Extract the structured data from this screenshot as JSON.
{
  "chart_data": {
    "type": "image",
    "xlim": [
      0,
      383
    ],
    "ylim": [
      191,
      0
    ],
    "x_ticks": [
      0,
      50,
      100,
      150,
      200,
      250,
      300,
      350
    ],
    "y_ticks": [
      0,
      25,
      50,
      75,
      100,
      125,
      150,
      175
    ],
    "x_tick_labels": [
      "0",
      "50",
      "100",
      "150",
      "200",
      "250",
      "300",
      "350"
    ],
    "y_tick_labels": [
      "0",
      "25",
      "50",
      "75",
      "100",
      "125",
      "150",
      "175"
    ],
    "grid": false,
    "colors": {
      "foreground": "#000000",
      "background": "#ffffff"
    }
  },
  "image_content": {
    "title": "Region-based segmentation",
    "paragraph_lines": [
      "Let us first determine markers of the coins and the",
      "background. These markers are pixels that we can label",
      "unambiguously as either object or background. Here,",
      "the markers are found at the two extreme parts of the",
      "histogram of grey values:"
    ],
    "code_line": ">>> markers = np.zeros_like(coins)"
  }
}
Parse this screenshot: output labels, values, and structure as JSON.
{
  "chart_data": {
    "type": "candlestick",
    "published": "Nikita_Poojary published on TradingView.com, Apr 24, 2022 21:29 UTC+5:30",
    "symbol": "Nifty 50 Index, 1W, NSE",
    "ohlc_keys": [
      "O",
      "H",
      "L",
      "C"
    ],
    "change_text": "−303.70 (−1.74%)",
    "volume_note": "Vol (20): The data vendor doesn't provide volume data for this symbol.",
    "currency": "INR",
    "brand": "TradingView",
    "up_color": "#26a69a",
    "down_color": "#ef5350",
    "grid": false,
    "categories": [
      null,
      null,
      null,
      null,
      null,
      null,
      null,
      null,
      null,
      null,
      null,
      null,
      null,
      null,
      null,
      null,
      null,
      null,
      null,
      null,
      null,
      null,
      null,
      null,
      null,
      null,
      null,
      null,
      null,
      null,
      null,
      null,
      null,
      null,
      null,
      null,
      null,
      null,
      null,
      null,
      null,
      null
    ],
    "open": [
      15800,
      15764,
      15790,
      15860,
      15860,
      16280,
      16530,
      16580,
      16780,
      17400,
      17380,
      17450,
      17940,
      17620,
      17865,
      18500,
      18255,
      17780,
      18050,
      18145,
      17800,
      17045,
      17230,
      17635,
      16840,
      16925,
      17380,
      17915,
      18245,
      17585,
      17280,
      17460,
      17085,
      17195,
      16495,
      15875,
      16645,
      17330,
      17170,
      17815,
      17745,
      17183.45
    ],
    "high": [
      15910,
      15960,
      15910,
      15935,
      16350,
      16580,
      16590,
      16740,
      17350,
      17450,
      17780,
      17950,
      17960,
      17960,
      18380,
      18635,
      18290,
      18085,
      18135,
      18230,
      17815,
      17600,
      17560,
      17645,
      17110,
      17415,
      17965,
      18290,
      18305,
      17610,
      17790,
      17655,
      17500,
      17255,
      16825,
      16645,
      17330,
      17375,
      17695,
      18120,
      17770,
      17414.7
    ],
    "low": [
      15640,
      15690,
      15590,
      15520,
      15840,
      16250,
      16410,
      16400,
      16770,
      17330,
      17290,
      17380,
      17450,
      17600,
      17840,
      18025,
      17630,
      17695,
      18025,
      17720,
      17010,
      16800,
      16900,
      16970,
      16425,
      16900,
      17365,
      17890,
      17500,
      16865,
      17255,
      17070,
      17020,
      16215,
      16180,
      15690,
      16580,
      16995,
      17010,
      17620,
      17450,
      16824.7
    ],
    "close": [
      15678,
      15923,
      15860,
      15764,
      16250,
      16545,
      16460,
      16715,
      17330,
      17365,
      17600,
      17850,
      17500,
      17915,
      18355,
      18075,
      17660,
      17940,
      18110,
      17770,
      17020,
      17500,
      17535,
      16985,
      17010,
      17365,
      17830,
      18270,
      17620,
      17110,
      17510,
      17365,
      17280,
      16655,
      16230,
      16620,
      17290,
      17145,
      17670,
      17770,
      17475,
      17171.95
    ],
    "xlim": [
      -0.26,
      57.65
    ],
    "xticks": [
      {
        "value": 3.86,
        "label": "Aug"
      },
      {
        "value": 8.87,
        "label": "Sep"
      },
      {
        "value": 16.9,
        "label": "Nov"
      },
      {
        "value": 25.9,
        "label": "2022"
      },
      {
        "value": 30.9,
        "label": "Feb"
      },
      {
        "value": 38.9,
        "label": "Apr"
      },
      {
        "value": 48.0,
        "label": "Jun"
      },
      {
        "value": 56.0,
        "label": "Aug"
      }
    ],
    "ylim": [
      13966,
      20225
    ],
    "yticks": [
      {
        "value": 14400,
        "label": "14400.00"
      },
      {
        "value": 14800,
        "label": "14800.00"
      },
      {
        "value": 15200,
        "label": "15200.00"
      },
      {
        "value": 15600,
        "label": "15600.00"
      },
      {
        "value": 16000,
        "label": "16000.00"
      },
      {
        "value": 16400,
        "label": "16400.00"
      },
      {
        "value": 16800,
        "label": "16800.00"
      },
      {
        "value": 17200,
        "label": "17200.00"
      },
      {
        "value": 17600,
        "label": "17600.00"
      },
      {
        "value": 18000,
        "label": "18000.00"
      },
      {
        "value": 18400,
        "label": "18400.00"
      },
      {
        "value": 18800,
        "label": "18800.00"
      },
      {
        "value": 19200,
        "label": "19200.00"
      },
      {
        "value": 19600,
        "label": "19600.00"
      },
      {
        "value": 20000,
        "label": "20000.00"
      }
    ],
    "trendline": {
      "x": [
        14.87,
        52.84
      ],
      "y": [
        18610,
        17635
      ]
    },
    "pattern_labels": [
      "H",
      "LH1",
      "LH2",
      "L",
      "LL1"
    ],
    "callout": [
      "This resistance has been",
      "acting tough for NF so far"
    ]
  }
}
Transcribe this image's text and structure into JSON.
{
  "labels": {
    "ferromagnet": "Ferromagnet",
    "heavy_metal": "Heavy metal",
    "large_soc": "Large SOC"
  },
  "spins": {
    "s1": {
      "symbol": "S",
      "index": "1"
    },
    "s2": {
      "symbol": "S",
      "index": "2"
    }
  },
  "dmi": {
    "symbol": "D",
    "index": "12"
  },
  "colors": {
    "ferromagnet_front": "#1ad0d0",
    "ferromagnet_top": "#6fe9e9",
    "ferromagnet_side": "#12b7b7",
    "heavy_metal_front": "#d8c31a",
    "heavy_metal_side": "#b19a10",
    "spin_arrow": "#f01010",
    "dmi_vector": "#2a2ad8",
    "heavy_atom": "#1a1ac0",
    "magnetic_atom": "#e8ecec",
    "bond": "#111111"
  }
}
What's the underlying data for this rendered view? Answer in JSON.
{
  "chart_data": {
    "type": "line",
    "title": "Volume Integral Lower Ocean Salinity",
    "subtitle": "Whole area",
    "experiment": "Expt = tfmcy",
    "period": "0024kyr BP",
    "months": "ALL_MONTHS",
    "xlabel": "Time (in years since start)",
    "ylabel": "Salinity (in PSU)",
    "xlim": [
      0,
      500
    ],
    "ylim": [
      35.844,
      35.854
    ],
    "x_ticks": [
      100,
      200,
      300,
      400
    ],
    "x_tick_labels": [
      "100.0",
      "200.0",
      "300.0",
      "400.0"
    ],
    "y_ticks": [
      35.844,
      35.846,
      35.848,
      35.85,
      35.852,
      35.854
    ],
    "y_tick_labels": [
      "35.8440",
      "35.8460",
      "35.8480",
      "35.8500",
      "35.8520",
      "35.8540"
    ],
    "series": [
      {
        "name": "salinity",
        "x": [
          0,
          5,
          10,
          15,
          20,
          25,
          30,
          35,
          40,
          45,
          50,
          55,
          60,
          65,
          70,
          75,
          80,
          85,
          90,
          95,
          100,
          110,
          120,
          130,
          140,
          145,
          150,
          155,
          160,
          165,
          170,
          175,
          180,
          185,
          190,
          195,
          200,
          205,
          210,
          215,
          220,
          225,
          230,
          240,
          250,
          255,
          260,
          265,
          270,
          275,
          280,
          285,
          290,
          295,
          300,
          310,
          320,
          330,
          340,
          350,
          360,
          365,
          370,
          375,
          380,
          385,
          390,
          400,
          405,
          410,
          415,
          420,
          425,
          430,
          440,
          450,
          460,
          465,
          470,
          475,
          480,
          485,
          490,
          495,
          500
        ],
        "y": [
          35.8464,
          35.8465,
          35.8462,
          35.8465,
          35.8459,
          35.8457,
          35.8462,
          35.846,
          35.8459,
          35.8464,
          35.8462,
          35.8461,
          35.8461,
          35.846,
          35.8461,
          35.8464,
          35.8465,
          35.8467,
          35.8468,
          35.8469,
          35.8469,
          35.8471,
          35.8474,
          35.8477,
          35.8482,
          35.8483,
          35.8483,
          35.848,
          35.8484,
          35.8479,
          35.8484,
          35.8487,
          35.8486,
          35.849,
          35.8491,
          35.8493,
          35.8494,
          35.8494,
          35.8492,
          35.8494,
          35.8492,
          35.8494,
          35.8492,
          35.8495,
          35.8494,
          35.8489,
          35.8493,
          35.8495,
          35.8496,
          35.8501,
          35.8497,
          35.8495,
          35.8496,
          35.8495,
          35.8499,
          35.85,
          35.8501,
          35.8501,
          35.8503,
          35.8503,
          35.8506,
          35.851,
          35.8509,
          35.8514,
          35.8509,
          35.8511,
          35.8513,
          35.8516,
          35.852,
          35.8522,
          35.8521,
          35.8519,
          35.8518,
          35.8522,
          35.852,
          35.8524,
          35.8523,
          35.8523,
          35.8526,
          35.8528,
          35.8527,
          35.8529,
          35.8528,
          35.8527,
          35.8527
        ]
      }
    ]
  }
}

-------

#### Description of the task:
Go through the data and count each line that has the word "type", then give the total alone.

#### Written response:
3